**Your goal**
Every line below should be repeated exactly.

**Records provided**
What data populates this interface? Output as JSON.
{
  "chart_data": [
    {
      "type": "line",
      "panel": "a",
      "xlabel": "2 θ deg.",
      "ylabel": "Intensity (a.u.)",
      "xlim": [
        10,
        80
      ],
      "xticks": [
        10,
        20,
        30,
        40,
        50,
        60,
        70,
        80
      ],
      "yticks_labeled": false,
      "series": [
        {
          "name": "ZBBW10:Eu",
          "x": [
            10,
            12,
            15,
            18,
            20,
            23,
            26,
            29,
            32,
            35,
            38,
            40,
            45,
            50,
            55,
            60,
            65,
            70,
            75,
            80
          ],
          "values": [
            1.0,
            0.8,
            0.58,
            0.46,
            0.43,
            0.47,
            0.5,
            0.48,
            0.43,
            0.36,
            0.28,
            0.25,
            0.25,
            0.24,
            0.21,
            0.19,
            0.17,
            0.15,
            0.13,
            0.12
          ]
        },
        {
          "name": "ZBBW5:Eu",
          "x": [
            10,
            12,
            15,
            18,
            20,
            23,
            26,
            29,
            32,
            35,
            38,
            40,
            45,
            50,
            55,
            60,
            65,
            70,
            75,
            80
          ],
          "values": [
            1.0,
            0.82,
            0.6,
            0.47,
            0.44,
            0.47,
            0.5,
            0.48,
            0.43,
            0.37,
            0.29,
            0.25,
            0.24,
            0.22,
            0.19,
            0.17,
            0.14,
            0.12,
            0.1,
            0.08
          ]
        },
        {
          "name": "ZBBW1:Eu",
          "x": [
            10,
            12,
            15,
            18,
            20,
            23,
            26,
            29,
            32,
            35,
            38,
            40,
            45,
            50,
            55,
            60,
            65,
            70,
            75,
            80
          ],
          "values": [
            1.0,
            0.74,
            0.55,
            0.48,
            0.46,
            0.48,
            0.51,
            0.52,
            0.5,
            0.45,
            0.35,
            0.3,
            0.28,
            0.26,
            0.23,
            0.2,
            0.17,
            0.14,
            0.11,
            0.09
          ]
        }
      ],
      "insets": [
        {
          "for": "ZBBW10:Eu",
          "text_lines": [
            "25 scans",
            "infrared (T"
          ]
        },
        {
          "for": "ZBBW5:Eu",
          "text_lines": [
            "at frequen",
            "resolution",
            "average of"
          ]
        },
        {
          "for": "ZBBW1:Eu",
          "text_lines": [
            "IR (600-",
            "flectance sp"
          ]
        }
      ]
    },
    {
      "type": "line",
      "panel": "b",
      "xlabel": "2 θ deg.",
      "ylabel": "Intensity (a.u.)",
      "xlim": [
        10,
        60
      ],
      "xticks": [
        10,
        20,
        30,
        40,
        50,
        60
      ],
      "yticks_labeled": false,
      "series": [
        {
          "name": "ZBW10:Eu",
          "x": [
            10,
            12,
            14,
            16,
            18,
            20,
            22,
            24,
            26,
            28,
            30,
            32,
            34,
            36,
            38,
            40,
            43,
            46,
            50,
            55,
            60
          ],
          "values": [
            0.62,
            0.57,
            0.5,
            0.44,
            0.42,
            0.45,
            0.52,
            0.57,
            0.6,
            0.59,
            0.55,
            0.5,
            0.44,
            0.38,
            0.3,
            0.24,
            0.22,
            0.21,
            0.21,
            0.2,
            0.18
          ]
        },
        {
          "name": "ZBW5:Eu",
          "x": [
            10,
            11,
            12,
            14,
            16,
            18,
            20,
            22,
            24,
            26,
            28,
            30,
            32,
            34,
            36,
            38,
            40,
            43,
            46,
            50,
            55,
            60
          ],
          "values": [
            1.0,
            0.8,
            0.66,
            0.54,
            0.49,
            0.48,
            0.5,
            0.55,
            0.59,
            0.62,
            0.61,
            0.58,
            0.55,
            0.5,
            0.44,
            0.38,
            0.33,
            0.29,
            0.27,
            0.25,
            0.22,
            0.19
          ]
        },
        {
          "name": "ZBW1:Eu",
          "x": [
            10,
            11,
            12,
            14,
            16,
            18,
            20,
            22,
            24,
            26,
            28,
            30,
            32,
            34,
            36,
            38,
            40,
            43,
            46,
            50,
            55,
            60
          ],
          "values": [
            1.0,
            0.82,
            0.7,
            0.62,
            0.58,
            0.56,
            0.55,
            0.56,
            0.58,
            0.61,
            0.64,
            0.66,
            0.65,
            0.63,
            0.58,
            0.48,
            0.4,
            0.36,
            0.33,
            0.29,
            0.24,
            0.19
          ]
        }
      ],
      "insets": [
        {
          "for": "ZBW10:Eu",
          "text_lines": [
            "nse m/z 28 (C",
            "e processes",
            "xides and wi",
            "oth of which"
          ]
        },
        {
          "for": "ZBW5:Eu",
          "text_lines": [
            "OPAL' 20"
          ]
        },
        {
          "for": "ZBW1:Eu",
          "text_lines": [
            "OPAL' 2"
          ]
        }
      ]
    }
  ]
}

**Output**
What data populates this interface? Output as JSON.
{
  "chart_data": [
    {
      "type": "line",
      "panel": "a",
      "xlabel": "2 θ deg.",
      "ylabel": "Intensity (a.u.)",
      "xlim": [
        10,
        80
      ],
      "xticks": [
        10,
        20,
        30,
        40,
        50,
        60,
        70,
        80
      ],
      "yticks_labeled": false,
      "series": [
        {
          "name": "ZBBW10:Eu",
          "x": [
            10,
            12,
            15,
            18,
            20,
            23,
            26,
            29,
            32,
            35,
            38,
            40,
            45,
            50,
            55,
            60,
            65,
            70,
            75,
            80
          ],
          "values": [
            1.0,
            0.8,
            0.58,
            0.46,
            0.43,
            0.47,
            0.5,
            0.48,
            0.43,
            0.36,
            0.28,
            0.25,
            0.25,
            0.24,
            0.21,
            0.19,
            0.17,
            0.15,
            0.13,
            0.12
          ]
        },
        {
          "name": "ZBBW5:Eu",
          "x": [
            10,
            12,
            15,
            18,
            20,
            23,
            26,
            29,
            32,
            35,
            38,
            40,
            45,
            50,
            55,
            60,
            65,
            70,
            75,
            80
          ],
          "values": [
            1.0,
            0.82,
            0.6,
            0.47,
            0.44,
            0.47,
            0.5,
            0.48,
            0.43,
            0.37,
            0.29,
            0.25,
            0.24,
            0.22,
            0.19,
            0.17,
            0.14,
            0.12,
            0.1,
            0.08
          ]
        },
        {
          "name": "ZBBW1:Eu",
          "x": [
            10,
            12,
            15,
            18,
            20,
            23,
            26,
            29,
            32,
            35,
            38,
            40,
            45,
            50,
            55,
            60,
            65,
            70,
            75,
            80
          ],
          "values": [
            1.0,
            0.74,
            0.55,
            0.48,
            0.46,
            0.48,
            0.51,
            0.52,
            0.5,
            0.45,
            0.35,
            0.3,
            0.28,
            0.26,
            0.23,
            0.2,
            0.17,
            0.14,
            0.11,
            0.09
          ]
        }
      ],
      "insets": [
        {
          "for": "ZBBW10:Eu",
          "text_lines": [
            "25 scans",
            "infrared (T"
          ]
        },
        {
          "for": "ZBBW5:Eu",
          "text_lines": [
            "at frequen",
            "resolution",
            "average of"
          ]
        },
        {
          "for": "ZBBW1:Eu",
          "text_lines": [
            "IR (600-",
            "flectance sp"
          ]
        }
      ]
    },
    {
      "type": "line",
      "panel": "b",
      "xlabel": "2 θ deg.",
      "ylabel": "Intensity (a.u.)",
      "xlim": [
        10,
        60
      ],
      "xticks": [
        10,
        20,
        30,
        40,
        50,
        60
      ],
      "yticks_labeled": false,
      "series": [
        {
          "name": "ZBW10:Eu",
          "x": [
            10,
            12,
            14,
            16,
            18,
            20,
            22,
            24,
            26,
            28,
            30,
            32,
            34,
            36,
            38,
            40,
            43,
            46,
            50,
            55,
            60
          ],
          "values": [
            0.62,
            0.57,
            0.5,
            0.44,
            0.42,
            0.45,
            0.52,
            0.57,
            0.6,
            0.59,
            0.55,
            0.5,
            0.44,
            0.38,
            0.3,
            0.24,
            0.22,
            0.21,
            0.21,
            0.2,
            0.18
          ]
        },
        {
          "name": "ZBW5:Eu",
          "x": [
            10,
            11,
            12,
            14,
            16,
            18,
            20,
            22,
            24,
            26,
            28,
            30,
            32,
            34,
            36,
            38,
            40,
            43,
            46,
            50,
            55,
            60
          ],
          "values": [
            1.0,
            0.8,
            0.66,
            0.54,
            0.49,
            0.48,
            0.5,
            0.55,
            0.59,
            0.62,
            0.61,
            0.58,
            0.55,
            0.5,
            0.44,
            0.38,
            0.33,
            0.29,
            0.27,
            0.25,
            0.22,
            0.19
          ]
        },
        {
          "name": "ZBW1:Eu",
          "x": [
            10,
            11,
            12,
            14,
            16,
            18,
            20,
            22,
            24,
            26,
            28,
            30,
            32,
            34,
            36,
            38,
            40,
            43,
            46,
            50,
            55,
            60
          ],
          "values": [
            1.0,
            0.82,
            0.7,
            0.62,
            0.58,
            0.56,
            0.55,
            0.56,
            0.58,
            0.61,
            0.64,
            0.66,
            0.65,
            0.63,
            0.58,
            0.48,
            0.4,
            0.36,
            0.33,
            0.29,
            0.24,
            0.19
          ]
        }
      ],
      "insets": [
        {
          "for": "ZBW10:Eu",
          "text_lines": [
            "nse m/z 28 (C",
            "e processes",
            "xides and wi",
            "oth of which"
          ]
        },
        {
          "for": "ZBW5:Eu",
          "text_lines": [
            "OPAL' 20"
          ]
        },
        {
          "for": "ZBW1:Eu",
          "text_lines": [
            "OPAL' 2"
          ]
        }
      ]
    }
  ]
}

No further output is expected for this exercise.